* [WRITTEN REQUEST] Copy each line of the data below with the word "JSON".

* [EXTRACTED MATERIAL]
□ □ □ □ □

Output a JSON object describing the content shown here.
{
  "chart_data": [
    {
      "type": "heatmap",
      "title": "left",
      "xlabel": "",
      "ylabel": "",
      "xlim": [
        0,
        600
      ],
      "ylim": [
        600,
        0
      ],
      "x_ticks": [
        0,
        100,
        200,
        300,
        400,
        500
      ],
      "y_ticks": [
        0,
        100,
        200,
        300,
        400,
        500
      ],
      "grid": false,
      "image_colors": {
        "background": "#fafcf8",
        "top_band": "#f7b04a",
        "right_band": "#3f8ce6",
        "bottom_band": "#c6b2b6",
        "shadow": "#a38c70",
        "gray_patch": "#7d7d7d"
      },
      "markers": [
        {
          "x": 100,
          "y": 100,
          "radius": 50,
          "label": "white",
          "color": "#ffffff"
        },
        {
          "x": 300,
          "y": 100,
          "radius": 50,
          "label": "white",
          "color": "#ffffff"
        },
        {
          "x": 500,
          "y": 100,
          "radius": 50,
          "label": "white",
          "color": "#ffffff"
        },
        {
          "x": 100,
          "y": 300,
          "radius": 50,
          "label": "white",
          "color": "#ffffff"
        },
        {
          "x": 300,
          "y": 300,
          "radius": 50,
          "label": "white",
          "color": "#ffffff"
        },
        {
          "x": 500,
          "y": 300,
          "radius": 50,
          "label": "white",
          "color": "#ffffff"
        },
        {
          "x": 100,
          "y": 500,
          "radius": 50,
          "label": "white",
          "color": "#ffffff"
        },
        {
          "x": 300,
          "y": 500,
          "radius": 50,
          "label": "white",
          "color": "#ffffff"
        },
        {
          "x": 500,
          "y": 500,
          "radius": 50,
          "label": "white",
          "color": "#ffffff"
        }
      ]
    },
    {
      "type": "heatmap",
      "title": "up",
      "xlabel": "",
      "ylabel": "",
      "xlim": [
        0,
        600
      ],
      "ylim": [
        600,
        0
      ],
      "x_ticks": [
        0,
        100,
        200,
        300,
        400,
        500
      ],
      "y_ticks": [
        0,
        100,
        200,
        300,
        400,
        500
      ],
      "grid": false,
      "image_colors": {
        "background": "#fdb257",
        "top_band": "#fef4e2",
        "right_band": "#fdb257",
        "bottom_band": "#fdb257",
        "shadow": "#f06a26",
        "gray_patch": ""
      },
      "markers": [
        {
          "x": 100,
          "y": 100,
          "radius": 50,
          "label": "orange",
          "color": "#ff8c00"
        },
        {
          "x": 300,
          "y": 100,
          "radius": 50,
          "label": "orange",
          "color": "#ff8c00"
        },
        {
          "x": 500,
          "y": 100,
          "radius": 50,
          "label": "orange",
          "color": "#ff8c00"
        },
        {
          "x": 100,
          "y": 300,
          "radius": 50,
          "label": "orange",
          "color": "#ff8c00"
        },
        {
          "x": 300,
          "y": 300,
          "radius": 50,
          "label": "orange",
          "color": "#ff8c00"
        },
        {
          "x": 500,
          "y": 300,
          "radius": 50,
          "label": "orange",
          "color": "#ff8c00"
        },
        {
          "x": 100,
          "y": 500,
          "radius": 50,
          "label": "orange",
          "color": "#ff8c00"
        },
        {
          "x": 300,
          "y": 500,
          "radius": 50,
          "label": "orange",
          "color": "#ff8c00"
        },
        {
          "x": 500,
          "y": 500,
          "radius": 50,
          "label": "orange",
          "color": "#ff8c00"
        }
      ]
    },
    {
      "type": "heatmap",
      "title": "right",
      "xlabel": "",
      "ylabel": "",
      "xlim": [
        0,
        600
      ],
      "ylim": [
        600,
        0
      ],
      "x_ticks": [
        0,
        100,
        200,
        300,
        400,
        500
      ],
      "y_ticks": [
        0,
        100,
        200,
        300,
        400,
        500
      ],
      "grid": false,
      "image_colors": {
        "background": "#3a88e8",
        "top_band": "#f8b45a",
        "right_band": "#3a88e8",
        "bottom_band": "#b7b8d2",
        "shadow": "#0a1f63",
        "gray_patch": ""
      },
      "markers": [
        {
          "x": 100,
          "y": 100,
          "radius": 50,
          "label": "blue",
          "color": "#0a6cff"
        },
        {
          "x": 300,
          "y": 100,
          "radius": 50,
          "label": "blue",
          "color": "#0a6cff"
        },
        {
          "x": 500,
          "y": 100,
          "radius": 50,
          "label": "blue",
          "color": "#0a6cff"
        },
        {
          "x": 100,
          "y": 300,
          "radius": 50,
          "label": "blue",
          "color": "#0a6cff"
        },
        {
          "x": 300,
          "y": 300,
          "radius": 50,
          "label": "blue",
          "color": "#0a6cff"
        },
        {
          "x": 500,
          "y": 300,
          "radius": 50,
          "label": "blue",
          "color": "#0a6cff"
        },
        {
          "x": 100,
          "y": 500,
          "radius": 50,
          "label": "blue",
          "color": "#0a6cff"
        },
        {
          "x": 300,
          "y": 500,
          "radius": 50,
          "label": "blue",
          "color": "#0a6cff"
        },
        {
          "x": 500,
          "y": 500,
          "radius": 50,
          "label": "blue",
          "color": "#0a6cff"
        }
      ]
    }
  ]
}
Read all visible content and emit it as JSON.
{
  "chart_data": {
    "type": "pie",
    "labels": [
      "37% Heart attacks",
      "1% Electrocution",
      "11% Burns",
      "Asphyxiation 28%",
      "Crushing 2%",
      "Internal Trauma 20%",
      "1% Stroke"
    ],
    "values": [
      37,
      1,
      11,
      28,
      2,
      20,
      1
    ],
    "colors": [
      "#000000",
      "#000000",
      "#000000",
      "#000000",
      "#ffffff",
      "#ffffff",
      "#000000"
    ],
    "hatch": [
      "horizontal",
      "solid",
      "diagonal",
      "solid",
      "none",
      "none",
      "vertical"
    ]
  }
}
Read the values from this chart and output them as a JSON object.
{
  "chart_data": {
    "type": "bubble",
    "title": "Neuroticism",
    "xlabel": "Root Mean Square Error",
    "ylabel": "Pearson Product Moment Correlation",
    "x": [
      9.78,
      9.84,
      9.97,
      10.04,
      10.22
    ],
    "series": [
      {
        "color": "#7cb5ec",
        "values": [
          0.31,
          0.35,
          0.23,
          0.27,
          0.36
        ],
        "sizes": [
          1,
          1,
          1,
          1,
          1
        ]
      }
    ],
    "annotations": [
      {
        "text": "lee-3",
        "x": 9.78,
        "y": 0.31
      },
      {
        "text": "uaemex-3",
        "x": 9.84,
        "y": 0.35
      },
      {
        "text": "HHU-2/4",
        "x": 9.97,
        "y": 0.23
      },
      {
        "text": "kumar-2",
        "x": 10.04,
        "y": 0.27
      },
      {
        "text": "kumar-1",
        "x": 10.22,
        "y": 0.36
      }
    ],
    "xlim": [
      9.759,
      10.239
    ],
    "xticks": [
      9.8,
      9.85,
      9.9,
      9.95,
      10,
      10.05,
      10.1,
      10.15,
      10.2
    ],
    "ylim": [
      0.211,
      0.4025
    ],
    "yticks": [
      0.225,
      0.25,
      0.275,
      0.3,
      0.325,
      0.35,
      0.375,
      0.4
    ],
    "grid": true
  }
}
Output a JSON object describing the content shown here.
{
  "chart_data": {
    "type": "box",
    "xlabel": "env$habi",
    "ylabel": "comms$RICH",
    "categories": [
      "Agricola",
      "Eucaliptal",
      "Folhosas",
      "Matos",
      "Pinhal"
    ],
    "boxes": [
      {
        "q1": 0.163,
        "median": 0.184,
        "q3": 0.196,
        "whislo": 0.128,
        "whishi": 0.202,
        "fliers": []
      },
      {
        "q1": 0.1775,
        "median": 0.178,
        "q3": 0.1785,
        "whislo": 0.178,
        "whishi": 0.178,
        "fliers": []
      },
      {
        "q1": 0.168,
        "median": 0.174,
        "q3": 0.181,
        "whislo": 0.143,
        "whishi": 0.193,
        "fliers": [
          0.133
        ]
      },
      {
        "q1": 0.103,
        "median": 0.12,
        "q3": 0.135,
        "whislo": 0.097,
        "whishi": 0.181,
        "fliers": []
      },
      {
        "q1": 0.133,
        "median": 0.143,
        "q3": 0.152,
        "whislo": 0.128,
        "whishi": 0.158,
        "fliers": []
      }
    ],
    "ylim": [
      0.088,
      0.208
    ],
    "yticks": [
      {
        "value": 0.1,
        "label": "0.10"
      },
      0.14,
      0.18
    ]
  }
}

□ □ □ □ □

* [SOLUTION FOR THIS EXERCISE]
Output a JSON object describing the content shown here.
Read all visible content and emit it as JSON.
Read the values from this chart and output them as a JSON object.
Output a JSON object describing the content shown here.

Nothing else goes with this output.